[TO BE DONE]
Copy all lines below exactly as written. Leave pictures out.

[DATA]
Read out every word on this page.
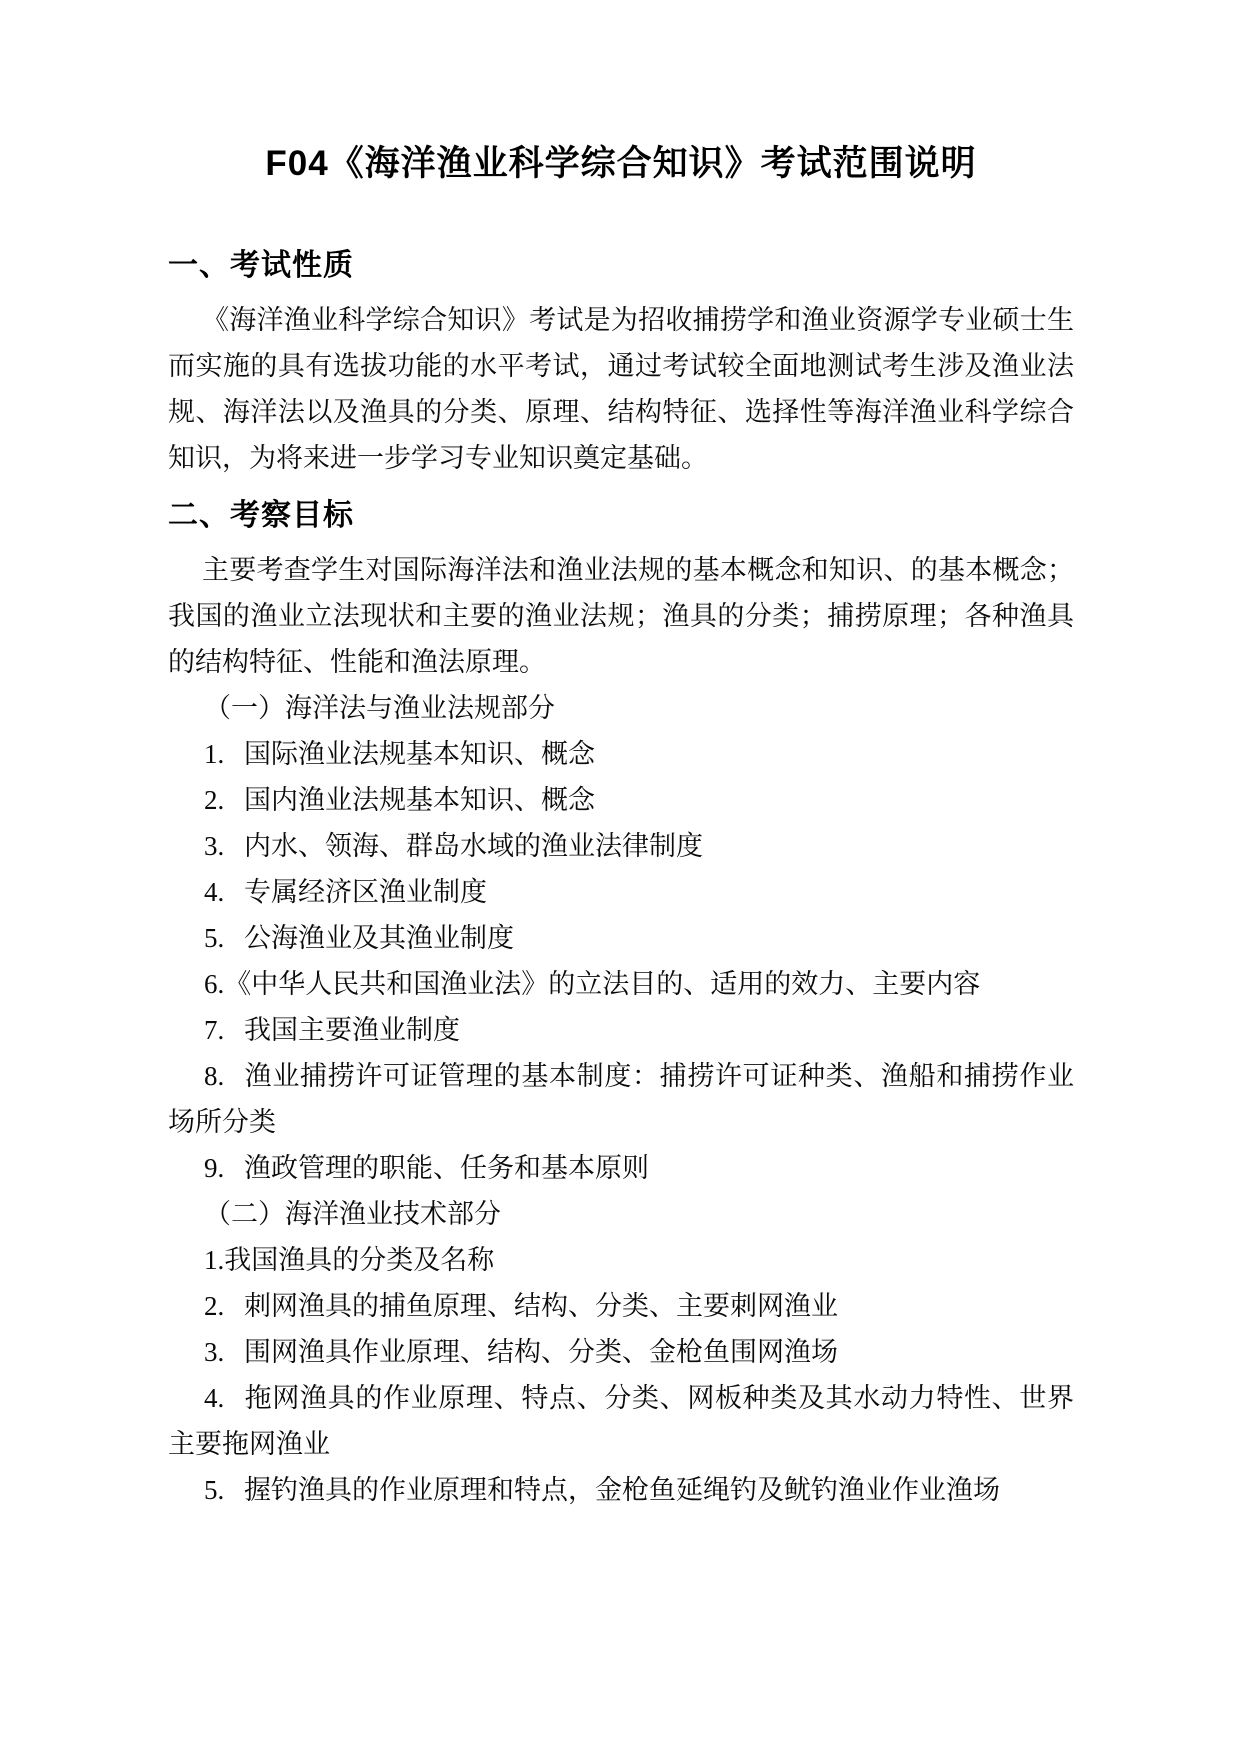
F04《海洋渔业科学综合知识》考试范围说明
一、考试性质

《海洋渔业科学综合知识》考试是为招收捕捞学和渔业资源学专业硕士生而实施的具有选拔功能的水平考试，通过考试较全面地测试考生涉及渔业法规、海洋法以及渔具的分类、原理、结构特征、选择性等海洋渔业科学综合知识，为将来进一步学习专业知识奠定基础。

二、考察目标

主要考查学生对国际海洋法和渔业法规的基本概念和知识、的基本概念；我国的渔业立法现状和主要的渔业法规；渔具的分类；捕捞原理；各种渔具的结构特征、性能和渔法原理。

（一）海洋法与渔业法规部分

1. 国际渔业法规基本知识、概念

2. 国内渔业法规基本知识、概念

3. 内水、领海、群岛水域的渔业法律制度

4. 专属经济区渔业制度

5. 公海渔业及其渔业制度

6.《中华人民共和国渔业法》的立法目的、适用的效力、主要内容

7. 我国主要渔业制度

8. 渔业捕捞许可证管理的基本制度：捕捞许可证种类、渔船和捕捞作业场所分类

9. 渔政管理的职能、任务和基本原则

（二）海洋渔业技术部分

1.我国渔具的分类及名称

2. 刺网渔具的捕鱼原理、结构、分类、主要刺网渔业

3. 围网渔具作业原理、结构、分类、金枪鱼围网渔场

4. 拖网渔具的作业原理、特点、分类、网板种类及其水动力特性、世界主要拖网渔业

5. 握钓渔具的作业原理和特点，金枪鱼延绳钓及鱿钓渔业作业渔场
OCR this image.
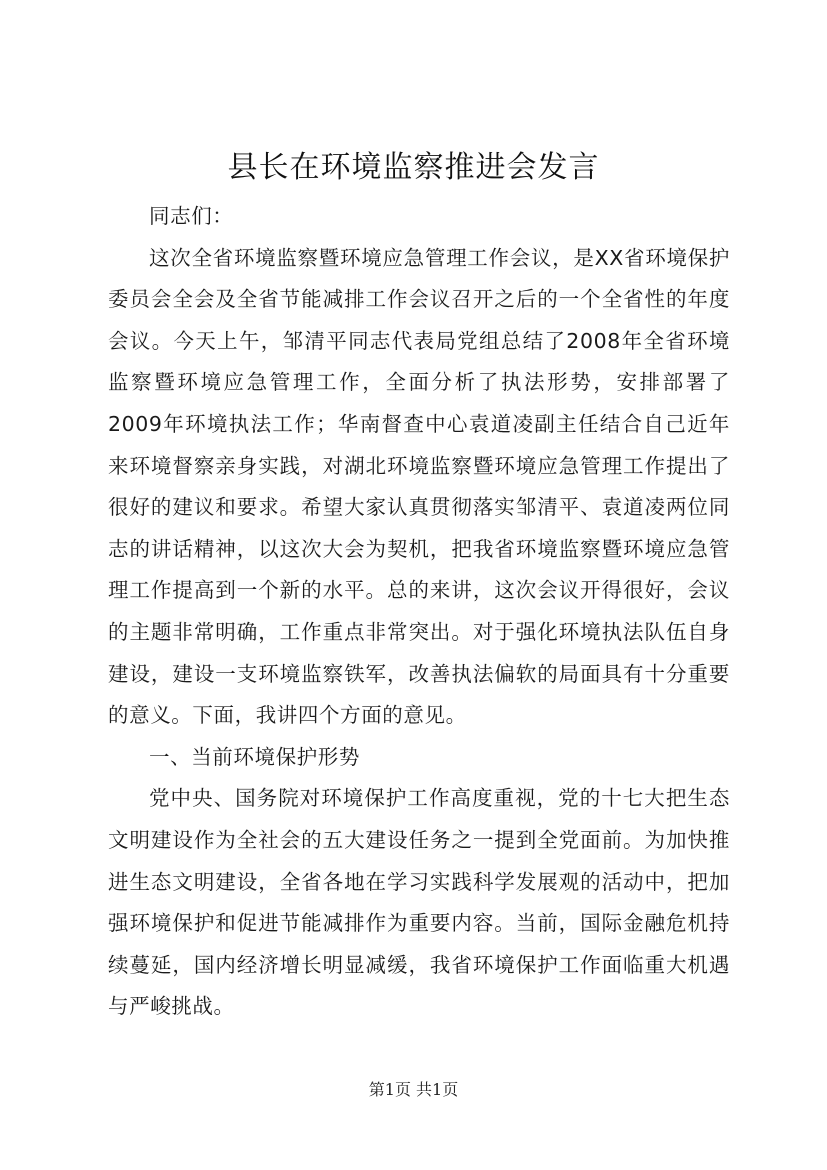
县长在环境监察推进会发言

同志们：

这次全省环境监察暨环境应急管理工作会议，是XX省环境保护委员会全会及全省节能减排工作会议召开之后的一个全省性的年度会议。今天上午，邹清平同志代表局党组总结了2008年全省环境监察暨环境应急管理工作，全面分析了执法形势，安排部署了2009年环境执法工作；华南督查中心袁道凌副主任结合自己近年来环境督察亲身实践，对湖北环境监察暨环境应急管理工作提出了很好的建议和要求。希望大家认真贯彻落实邹清平、袁道凌两位同志的讲话精神，以这次大会为契机，把我省环境监察暨环境应急管理工作提高到一个新的水平。总的来讲，这次会议开得很好，会议的主题非常明确，工作重点非常突出。对于强化环境执法队伍自身建设，建设一支环境监察铁军，改善执法偏软的局面具有十分重要的意义。下面，我讲四个方面的意见。

一、当前环境保护形势

党中央、国务院对环境保护工作高度重视，党的十七大把生态文明建设作为全社会的五大建设任务之一提到全党面前。为加快推进生态文明建设，全省各地在学习实践科学发展观的活动中，把加强环境保护和促进节能减排作为重要内容。当前，国际金融危机持续蔓延，国内经济增长明显减缓，我省环境保护工作面临重大机遇与严峻挑战。

第1页 共1页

[EXERCISE RESPONSE]
Read out every word on this page.
F04《海洋渔业科学综合知识》考试范围说明
一、考试性质

《海洋渔业科学综合知识》考试是为招收捕捞学和渔业资源学专业硕士生而实施的具有选拔功能的水平考试，通过考试较全面地测试考生涉及渔业法规、海洋法以及渔具的分类、原理、结构特征、选择性等海洋渔业科学综合知识，为将来进一步学习专业知识奠定基础。

二、考察目标

主要考查学生对国际海洋法和渔业法规的基本概念和知识、的基本概念；我国的渔业立法现状和主要的渔业法规；渔具的分类；捕捞原理；各种渔具的结构特征、性能和渔法原理。

（一）海洋法与渔业法规部分

1. 国际渔业法规基本知识、概念

2. 国内渔业法规基本知识、概念

3. 内水、领海、群岛水域的渔业法律制度

4. 专属经济区渔业制度

5. 公海渔业及其渔业制度

6.《中华人民共和国渔业法》的立法目的、适用的效力、主要内容

7. 我国主要渔业制度

8. 渔业捕捞许可证管理的基本制度：捕捞许可证种类、渔船和捕捞作业场所分类

9. 渔政管理的职能、任务和基本原则

（二）海洋渔业技术部分

1.我国渔具的分类及名称

2. 刺网渔具的捕鱼原理、结构、分类、主要刺网渔业

3. 围网渔具作业原理、结构、分类、金枪鱼围网渔场

4. 拖网渔具的作业原理、特点、分类、网板种类及其水动力特性、世界主要拖网渔业

5. 握钓渔具的作业原理和特点，金枪鱼延绳钓及鱿钓渔业作业渔场
OCR this image.
县长在环境监察推进会发言

同志们：

这次全省环境监察暨环境应急管理工作会议，是XX省环境保护委员会全会及全省节能减排工作会议召开之后的一个全省性的年度会议。今天上午，邹清平同志代表局党组总结了2008年全省环境监察暨环境应急管理工作，全面分析了执法形势，安排部署了2009年环境执法工作；华南督查中心袁道凌副主任结合自己近年来环境督察亲身实践，对湖北环境监察暨环境应急管理工作提出了很好的建议和要求。希望大家认真贯彻落实邹清平、袁道凌两位同志的讲话精神，以这次大会为契机，把我省环境监察暨环境应急管理工作提高到一个新的水平。总的来讲，这次会议开得很好，会议的主题非常明确，工作重点非常突出。对于强化环境执法队伍自身建设，建设一支环境监察铁军，改善执法偏软的局面具有十分重要的意义。下面，我讲四个方面的意见。

一、当前环境保护形势

党中央、国务院对环境保护工作高度重视，党的十七大把生态文明建设作为全社会的五大建设任务之一提到全党面前。为加快推进生态文明建设，全省各地在学习实践科学发展观的活动中，把加强环境保护和促进节能减排作为重要内容。当前，国际金融危机持续蔓延，国内经济增长明显减缓，我省环境保护工作面临重大机遇与严峻挑战。

第1页 共1页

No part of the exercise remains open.